Some records
....
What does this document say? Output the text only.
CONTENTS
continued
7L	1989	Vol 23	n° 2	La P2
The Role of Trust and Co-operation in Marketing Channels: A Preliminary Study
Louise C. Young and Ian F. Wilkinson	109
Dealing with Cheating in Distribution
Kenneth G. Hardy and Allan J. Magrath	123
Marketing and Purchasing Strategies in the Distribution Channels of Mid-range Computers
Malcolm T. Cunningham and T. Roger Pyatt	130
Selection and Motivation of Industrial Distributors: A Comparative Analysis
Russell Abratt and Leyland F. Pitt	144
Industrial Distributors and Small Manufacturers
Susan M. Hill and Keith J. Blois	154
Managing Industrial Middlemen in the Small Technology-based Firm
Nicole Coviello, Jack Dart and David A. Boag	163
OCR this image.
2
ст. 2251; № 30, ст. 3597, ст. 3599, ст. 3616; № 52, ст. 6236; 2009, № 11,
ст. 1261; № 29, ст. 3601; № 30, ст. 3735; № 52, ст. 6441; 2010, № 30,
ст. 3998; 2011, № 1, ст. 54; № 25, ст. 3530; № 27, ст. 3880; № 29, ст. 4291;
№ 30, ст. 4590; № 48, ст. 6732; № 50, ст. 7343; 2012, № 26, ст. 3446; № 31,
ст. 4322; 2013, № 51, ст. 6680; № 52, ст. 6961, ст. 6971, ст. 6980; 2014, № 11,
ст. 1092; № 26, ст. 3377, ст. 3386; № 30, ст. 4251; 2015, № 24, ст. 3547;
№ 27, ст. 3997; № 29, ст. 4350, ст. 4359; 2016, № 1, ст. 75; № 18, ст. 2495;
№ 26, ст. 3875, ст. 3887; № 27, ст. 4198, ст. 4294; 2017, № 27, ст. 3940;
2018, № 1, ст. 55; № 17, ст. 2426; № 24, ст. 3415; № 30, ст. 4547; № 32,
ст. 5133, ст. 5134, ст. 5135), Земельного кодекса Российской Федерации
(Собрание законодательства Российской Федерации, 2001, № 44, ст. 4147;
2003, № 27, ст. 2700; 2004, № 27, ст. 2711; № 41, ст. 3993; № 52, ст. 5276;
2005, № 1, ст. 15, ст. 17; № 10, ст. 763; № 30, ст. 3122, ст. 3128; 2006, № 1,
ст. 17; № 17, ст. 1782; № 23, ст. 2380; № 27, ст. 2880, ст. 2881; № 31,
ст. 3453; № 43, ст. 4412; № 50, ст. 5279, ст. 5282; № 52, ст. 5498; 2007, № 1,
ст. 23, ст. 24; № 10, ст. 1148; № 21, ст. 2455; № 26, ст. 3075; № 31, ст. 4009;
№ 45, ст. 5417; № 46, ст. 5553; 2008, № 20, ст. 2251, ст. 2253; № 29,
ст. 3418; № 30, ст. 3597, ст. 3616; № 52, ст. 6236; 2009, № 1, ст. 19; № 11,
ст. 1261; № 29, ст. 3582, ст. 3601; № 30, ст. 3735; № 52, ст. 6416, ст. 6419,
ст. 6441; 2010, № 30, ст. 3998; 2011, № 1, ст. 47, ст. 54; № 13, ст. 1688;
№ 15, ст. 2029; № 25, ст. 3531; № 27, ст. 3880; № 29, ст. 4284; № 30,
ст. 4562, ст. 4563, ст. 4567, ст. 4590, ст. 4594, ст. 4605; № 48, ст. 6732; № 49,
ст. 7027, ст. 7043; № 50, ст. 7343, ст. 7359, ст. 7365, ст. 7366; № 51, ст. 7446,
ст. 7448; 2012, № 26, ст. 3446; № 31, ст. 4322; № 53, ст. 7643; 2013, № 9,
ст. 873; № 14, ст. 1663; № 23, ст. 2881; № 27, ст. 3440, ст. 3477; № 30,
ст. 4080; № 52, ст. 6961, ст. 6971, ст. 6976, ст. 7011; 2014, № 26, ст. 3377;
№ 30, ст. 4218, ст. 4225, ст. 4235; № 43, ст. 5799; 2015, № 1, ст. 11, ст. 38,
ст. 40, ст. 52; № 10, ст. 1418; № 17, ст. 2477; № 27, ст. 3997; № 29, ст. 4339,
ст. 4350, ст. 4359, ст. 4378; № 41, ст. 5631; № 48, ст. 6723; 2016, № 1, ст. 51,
....
:: WORK REQUIRED ::
Emit the full listing verbatim.

:: TASK OUTPUT ::
What does this document say? Output the text only.
CONTENTS
continued
7L	1989	Vol 23	n° 2	La P2
The Role of Trust and Co-operation in Marketing Channels: A Preliminary Study
Louise C. Young and Ian F. Wilkinson	109
Dealing with Cheating in Distribution
Kenneth G. Hardy and Allan J. Magrath	123
Marketing and Purchasing Strategies in the Distribution Channels of Mid-range Computers
Malcolm T. Cunningham and T. Roger Pyatt	130
Selection and Motivation of Industrial Distributors: A Comparative Analysis
Russell Abratt and Leyland F. Pitt	144
Industrial Distributors and Small Manufacturers
Susan M. Hill and Keith J. Blois	154
Managing Industrial Middlemen in the Small Technology-based Firm
Nicole Coviello, Jack Dart and David A. Boag	163
OCR this image.
2
ст. 2251; № 30, ст. 3597, ст. 3599, ст. 3616; № 52, ст. 6236; 2009, № 11,
ст. 1261; № 29, ст. 3601; № 30, ст. 3735; № 52, ст. 6441; 2010, № 30,
ст. 3998; 2011, № 1, ст. 54; № 25, ст. 3530; № 27, ст. 3880; № 29, ст. 4291;
№ 30, ст. 4590; № 48, ст. 6732; № 50, ст. 7343; 2012, № 26, ст. 3446; № 31,
ст. 4322; 2013, № 51, ст. 6680; № 52, ст. 6961, ст. 6971, ст. 6980; 2014, № 11,
ст. 1092; № 26, ст. 3377, ст. 3386; № 30, ст. 4251; 2015, № 24, ст. 3547;
№ 27, ст. 3997; № 29, ст. 4350, ст. 4359; 2016, № 1, ст. 75; № 18, ст. 2495;
№ 26, ст. 3875, ст. 3887; № 27, ст. 4198, ст. 4294; 2017, № 27, ст. 3940;
2018, № 1, ст. 55; № 17, ст. 2426; № 24, ст. 3415; № 30, ст. 4547; № 32,
ст. 5133, ст. 5134, ст. 5135), Земельного кодекса Российской Федерации
(Собрание законодательства Российской Федерации, 2001, № 44, ст. 4147;
2003, № 27, ст. 2700; 2004, № 27, ст. 2711; № 41, ст. 3993; № 52, ст. 5276;
2005, № 1, ст. 15, ст. 17; № 10, ст. 763; № 30, ст. 3122, ст. 3128; 2006, № 1,
ст. 17; № 17, ст. 1782; № 23, ст. 2380; № 27, ст. 2880, ст. 2881; № 31,
ст. 3453; № 43, ст. 4412; № 50, ст. 5279, ст. 5282; № 52, ст. 5498; 2007, № 1,
ст. 23, ст. 24; № 10, ст. 1148; № 21, ст. 2455; № 26, ст. 3075; № 31, ст. 4009;
№ 45, ст. 5417; № 46, ст. 5553; 2008, № 20, ст. 2251, ст. 2253; № 29,
ст. 3418; № 30, ст. 3597, ст. 3616; № 52, ст. 6236; 2009, № 1, ст. 19; № 11,
ст. 1261; № 29, ст. 3582, ст. 3601; № 30, ст. 3735; № 52, ст. 6416, ст. 6419,
ст. 6441; 2010, № 30, ст. 3998; 2011, № 1, ст. 47, ст. 54; № 13, ст. 1688;
№ 15, ст. 2029; № 25, ст. 3531; № 27, ст. 3880; № 29, ст. 4284; № 30,
ст. 4562, ст. 4563, ст. 4567, ст. 4590, ст. 4594, ст. 4605; № 48, ст. 6732; № 49,
ст. 7027, ст. 7043; № 50, ст. 7343, ст. 7359, ст. 7365, ст. 7366; № 51, ст. 7446,
ст. 7448; 2012, № 26, ст. 3446; № 31, ст. 4322; № 53, ст. 7643; 2013, № 9,
ст. 873; № 14, ст. 1663; № 23, ст. 2881; № 27, ст. 3440, ст. 3477; № 30,
ст. 4080; № 52, ст. 6961, ст. 6971, ст. 6976, ст. 7011; 2014, № 26, ст. 3377;
№ 30, ст. 4218, ст. 4225, ст. 4235; № 43, ст. 5799; 2015, № 1, ст. 11, ст. 38,
ст. 40, ст. 52; № 10, ст. 1418; № 17, ст. 2477; № 27, ст. 3997; № 29, ст. 4339,
ст. 4350, ст. 4359, ст. 4378; № 41, ст. 5631; № 48, ст. 6723; 2016, № 1, ст. 51,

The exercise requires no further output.